Records supplied:
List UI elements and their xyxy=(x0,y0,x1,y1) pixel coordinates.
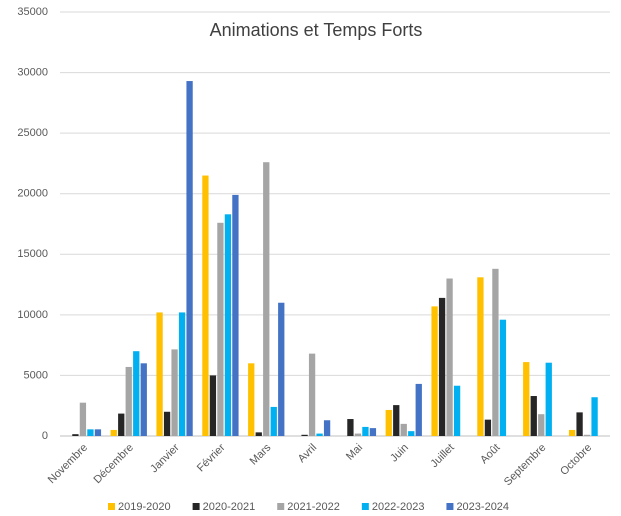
bar xyxy=(591,397,598,436)
y-tick-label: 35000 xyxy=(17,6,48,18)
x-tick-label: Août xyxy=(478,442,502,466)
y-tick-label: 15000 xyxy=(17,248,48,260)
y-tick-label: 30000 xyxy=(17,66,48,78)
bar xyxy=(499,319,507,436)
x-tick-label: Janvier xyxy=(148,441,182,475)
x-tick-label: Novembre xyxy=(46,442,90,486)
bar xyxy=(477,277,484,436)
bar xyxy=(87,429,94,436)
legend-swatch xyxy=(108,503,115,510)
bar xyxy=(255,432,262,436)
bar xyxy=(323,420,331,436)
bar xyxy=(400,423,407,436)
bar xyxy=(202,175,209,437)
bar xyxy=(94,429,102,436)
legend-swatch xyxy=(361,503,369,510)
x-tick-label: Décembre xyxy=(92,442,136,486)
x-tick-label: Juillet xyxy=(428,442,456,470)
legend-swatch xyxy=(277,503,285,510)
legend-label: 2020-2021 xyxy=(203,501,256,513)
bar xyxy=(583,434,591,436)
legend-label: 2021-2022 xyxy=(287,501,340,513)
bar xyxy=(209,375,217,436)
bar xyxy=(446,278,453,436)
bar xyxy=(163,411,171,436)
bar xyxy=(438,297,446,436)
legend-label: 2023-2024 xyxy=(456,501,509,513)
bar xyxy=(72,434,79,436)
bar xyxy=(171,349,178,436)
bar xyxy=(354,433,362,436)
bar xyxy=(270,406,277,436)
x-tick-label: Février xyxy=(195,441,228,474)
bar xyxy=(492,268,499,436)
y-tick-label: 10000 xyxy=(17,309,48,321)
bar xyxy=(232,194,239,436)
bar xyxy=(125,366,132,436)
legend-swatch xyxy=(192,503,200,510)
legend-swatch xyxy=(446,503,454,510)
bar xyxy=(133,351,140,436)
bar xyxy=(576,412,583,436)
bar xyxy=(523,362,530,436)
bar xyxy=(385,409,392,436)
bar xyxy=(156,312,163,436)
chart-title: Animations et Temps Forts xyxy=(210,20,423,40)
x-tick-label: Mai xyxy=(344,442,365,463)
bar xyxy=(248,363,255,436)
bar xyxy=(118,413,125,436)
bar xyxy=(278,302,285,436)
bar xyxy=(178,312,186,436)
x-tick-label: Juin xyxy=(388,442,411,465)
bar xyxy=(408,431,415,436)
bar xyxy=(224,214,232,436)
bar xyxy=(568,429,576,436)
y-tick-label: 25000 xyxy=(17,127,48,139)
y-tick-label: 0 xyxy=(42,430,48,442)
bar xyxy=(79,402,87,436)
bar xyxy=(217,222,224,436)
bar xyxy=(453,385,461,436)
bar xyxy=(140,363,147,436)
bar xyxy=(545,362,552,436)
bar xyxy=(484,419,492,436)
bar xyxy=(301,434,308,436)
bar xyxy=(538,414,545,436)
bar xyxy=(530,396,537,436)
x-tick-label: Mars xyxy=(248,441,274,467)
bar xyxy=(369,428,377,436)
bar xyxy=(415,383,422,436)
bar xyxy=(316,433,323,436)
bar xyxy=(431,306,438,436)
bar xyxy=(347,419,354,436)
legend-label: 2019-2020 xyxy=(118,501,171,513)
y-tick-label: 20000 xyxy=(17,188,48,200)
x-tick-label: Avril xyxy=(296,442,319,465)
bar xyxy=(308,353,316,436)
bar xyxy=(362,426,369,436)
bar xyxy=(393,405,400,436)
legend-label: 2022-2023 xyxy=(372,501,425,513)
bar xyxy=(110,429,117,436)
bar xyxy=(263,162,270,436)
bar xyxy=(186,81,193,437)
x-tick-label: Septembre xyxy=(502,442,549,489)
y-tick-label: 5000 xyxy=(24,369,48,381)
x-tick-label: Octobre xyxy=(558,442,594,478)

Exercise: Copy every line of the data above verbatim, leaving out the picture.

Solution below:
List UI elements and their xyxy=(x0,y0,x1,y1) pixel coordinates.
bar xyxy=(591,397,598,436)
y-tick-label: 35000 xyxy=(17,6,48,18)
x-tick-label: Août xyxy=(478,442,502,466)
y-tick-label: 15000 xyxy=(17,248,48,260)
y-tick-label: 30000 xyxy=(17,66,48,78)
bar xyxy=(499,319,507,436)
x-tick-label: Janvier xyxy=(148,441,182,475)
x-tick-label: Novembre xyxy=(46,442,90,486)
bar xyxy=(477,277,484,436)
bar xyxy=(87,429,94,436)
legend-swatch xyxy=(108,503,115,510)
bar xyxy=(255,432,262,436)
bar xyxy=(323,420,331,436)
bar xyxy=(400,423,407,436)
bar xyxy=(202,175,209,437)
bar xyxy=(94,429,102,436)
legend-swatch xyxy=(361,503,369,510)
x-tick-label: Décembre xyxy=(92,442,136,486)
x-tick-label: Juillet xyxy=(428,442,456,470)
legend-swatch xyxy=(277,503,285,510)
legend-label: 2020-2021 xyxy=(203,501,256,513)
bar xyxy=(583,434,591,436)
legend-label: 2021-2022 xyxy=(287,501,340,513)
bar xyxy=(209,375,217,436)
bar xyxy=(446,278,453,436)
bar xyxy=(163,411,171,436)
bar xyxy=(438,297,446,436)
legend-label: 2023-2024 xyxy=(456,501,509,513)
bar xyxy=(72,434,79,436)
bar xyxy=(171,349,178,436)
bar xyxy=(354,433,362,436)
bar xyxy=(270,406,277,436)
x-tick-label: Février xyxy=(195,441,228,474)
bar xyxy=(492,268,499,436)
y-tick-label: 10000 xyxy=(17,309,48,321)
bar xyxy=(232,194,239,436)
bar xyxy=(125,366,132,436)
legend-swatch xyxy=(192,503,200,510)
legend-swatch xyxy=(446,503,454,510)
bar xyxy=(133,351,140,436)
bar xyxy=(576,412,583,436)
bar xyxy=(523,362,530,436)
bar xyxy=(385,409,392,436)
bar xyxy=(156,312,163,436)
chart-title: Animations et Temps Forts xyxy=(210,20,423,40)
x-tick-label: Mai xyxy=(344,442,365,463)
bar xyxy=(248,363,255,436)
bar xyxy=(118,413,125,436)
bar xyxy=(278,302,285,436)
bar xyxy=(178,312,186,436)
x-tick-label: Juin xyxy=(388,442,411,465)
bar xyxy=(408,431,415,436)
bar xyxy=(224,214,232,436)
bar xyxy=(568,429,576,436)
y-tick-label: 25000 xyxy=(17,127,48,139)
y-tick-label: 0 xyxy=(42,430,48,442)
bar xyxy=(79,402,87,436)
bar xyxy=(217,222,224,436)
bar xyxy=(453,385,461,436)
bar xyxy=(140,363,147,436)
bar xyxy=(545,362,552,436)
bar xyxy=(484,419,492,436)
bar xyxy=(301,434,308,436)
bar xyxy=(538,414,545,436)
bar xyxy=(530,396,537,436)
x-tick-label: Mars xyxy=(248,441,274,467)
bar xyxy=(369,428,377,436)
bar xyxy=(415,383,422,436)
bar xyxy=(316,433,323,436)
bar xyxy=(431,306,438,436)
bar xyxy=(347,419,354,436)
legend-label: 2019-2020 xyxy=(118,501,171,513)
y-tick-label: 20000 xyxy=(17,188,48,200)
x-tick-label: Avril xyxy=(296,442,319,465)
bar xyxy=(308,353,316,436)
bar xyxy=(362,426,369,436)
bar xyxy=(393,405,400,436)
legend-label: 2022-2023 xyxy=(372,501,425,513)
bar xyxy=(110,429,117,436)
bar xyxy=(263,162,270,436)
bar xyxy=(186,81,193,437)
x-tick-label: Septembre xyxy=(502,442,549,489)
y-tick-label: 5000 xyxy=(24,369,48,381)
x-tick-label: Octobre xyxy=(558,442,594,478)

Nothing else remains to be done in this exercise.